--- Start of GIVEN RECORDS ---

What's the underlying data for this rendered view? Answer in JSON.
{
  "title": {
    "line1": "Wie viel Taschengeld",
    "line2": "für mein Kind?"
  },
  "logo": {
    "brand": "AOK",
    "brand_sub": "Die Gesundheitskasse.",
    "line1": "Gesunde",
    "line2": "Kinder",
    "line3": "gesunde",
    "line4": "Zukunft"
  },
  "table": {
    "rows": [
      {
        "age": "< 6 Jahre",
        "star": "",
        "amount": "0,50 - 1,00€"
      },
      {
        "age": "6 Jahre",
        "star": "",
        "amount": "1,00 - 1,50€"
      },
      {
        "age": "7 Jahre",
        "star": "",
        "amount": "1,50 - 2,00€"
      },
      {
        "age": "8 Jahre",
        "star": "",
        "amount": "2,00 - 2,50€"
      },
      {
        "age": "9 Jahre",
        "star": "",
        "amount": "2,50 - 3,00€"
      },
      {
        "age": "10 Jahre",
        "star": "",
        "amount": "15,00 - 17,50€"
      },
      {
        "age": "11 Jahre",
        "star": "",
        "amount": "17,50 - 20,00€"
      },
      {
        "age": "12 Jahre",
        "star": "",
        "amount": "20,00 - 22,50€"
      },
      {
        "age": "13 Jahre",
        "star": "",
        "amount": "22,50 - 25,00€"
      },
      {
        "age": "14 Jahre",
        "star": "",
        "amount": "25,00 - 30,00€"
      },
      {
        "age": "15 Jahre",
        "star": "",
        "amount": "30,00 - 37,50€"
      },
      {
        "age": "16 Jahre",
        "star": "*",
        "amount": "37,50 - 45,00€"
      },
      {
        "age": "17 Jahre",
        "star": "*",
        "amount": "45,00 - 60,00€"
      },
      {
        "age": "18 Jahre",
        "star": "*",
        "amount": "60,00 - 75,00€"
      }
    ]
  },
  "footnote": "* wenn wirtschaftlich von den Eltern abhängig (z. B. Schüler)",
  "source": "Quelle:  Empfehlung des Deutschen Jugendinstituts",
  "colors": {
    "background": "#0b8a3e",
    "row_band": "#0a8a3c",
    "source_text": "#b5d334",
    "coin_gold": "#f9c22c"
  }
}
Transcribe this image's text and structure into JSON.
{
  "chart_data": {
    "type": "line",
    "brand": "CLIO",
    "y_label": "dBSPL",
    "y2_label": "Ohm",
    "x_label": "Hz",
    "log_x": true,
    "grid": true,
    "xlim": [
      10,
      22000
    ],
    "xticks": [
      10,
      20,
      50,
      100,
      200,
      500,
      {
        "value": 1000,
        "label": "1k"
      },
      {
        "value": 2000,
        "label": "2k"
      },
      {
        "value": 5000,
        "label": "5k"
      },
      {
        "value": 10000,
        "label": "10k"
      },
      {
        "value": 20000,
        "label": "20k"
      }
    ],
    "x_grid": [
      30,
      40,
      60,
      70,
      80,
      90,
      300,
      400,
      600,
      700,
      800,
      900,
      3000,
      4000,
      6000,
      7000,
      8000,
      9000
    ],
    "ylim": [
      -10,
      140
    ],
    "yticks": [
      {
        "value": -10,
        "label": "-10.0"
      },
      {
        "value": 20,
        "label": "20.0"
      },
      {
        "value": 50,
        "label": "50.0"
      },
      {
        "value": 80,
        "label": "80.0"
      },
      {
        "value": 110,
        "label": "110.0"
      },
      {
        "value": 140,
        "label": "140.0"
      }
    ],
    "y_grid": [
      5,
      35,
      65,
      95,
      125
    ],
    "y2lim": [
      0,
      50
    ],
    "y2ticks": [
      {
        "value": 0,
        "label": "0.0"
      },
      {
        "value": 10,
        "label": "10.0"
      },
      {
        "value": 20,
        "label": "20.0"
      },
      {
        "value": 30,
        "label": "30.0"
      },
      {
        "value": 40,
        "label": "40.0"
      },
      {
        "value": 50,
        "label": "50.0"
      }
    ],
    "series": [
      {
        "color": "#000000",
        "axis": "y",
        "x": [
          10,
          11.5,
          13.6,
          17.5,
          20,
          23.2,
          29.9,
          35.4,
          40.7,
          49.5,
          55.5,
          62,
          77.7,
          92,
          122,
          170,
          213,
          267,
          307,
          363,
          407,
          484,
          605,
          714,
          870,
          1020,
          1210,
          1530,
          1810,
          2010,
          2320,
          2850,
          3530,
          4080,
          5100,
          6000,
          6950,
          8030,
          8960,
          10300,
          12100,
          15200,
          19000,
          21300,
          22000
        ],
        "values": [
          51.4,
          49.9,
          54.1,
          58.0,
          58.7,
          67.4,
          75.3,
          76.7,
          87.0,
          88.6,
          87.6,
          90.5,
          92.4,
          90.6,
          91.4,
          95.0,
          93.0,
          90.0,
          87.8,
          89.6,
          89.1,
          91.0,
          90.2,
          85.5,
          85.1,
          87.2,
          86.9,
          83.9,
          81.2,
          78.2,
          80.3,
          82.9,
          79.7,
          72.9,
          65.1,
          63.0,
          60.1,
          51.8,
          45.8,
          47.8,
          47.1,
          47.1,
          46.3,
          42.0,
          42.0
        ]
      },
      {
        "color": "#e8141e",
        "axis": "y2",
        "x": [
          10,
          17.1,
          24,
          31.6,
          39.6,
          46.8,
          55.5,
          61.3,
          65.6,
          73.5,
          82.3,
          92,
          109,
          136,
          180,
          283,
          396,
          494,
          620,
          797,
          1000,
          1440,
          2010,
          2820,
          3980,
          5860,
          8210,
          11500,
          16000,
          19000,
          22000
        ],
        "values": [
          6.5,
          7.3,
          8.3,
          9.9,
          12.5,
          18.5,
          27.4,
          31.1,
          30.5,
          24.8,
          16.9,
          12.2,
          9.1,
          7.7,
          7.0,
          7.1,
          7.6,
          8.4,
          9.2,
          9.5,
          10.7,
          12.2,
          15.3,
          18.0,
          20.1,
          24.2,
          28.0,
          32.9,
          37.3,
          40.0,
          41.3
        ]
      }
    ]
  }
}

--- End of GIVEN RECORDS ---

→ **WORK REQUIRED**:
List each line in the listing that contains the string "JSON".

→ **FINISHED ANSWER**:
What's the underlying data for this rendered view? Answer in JSON.
Transcribe this image's text and structure into JSON.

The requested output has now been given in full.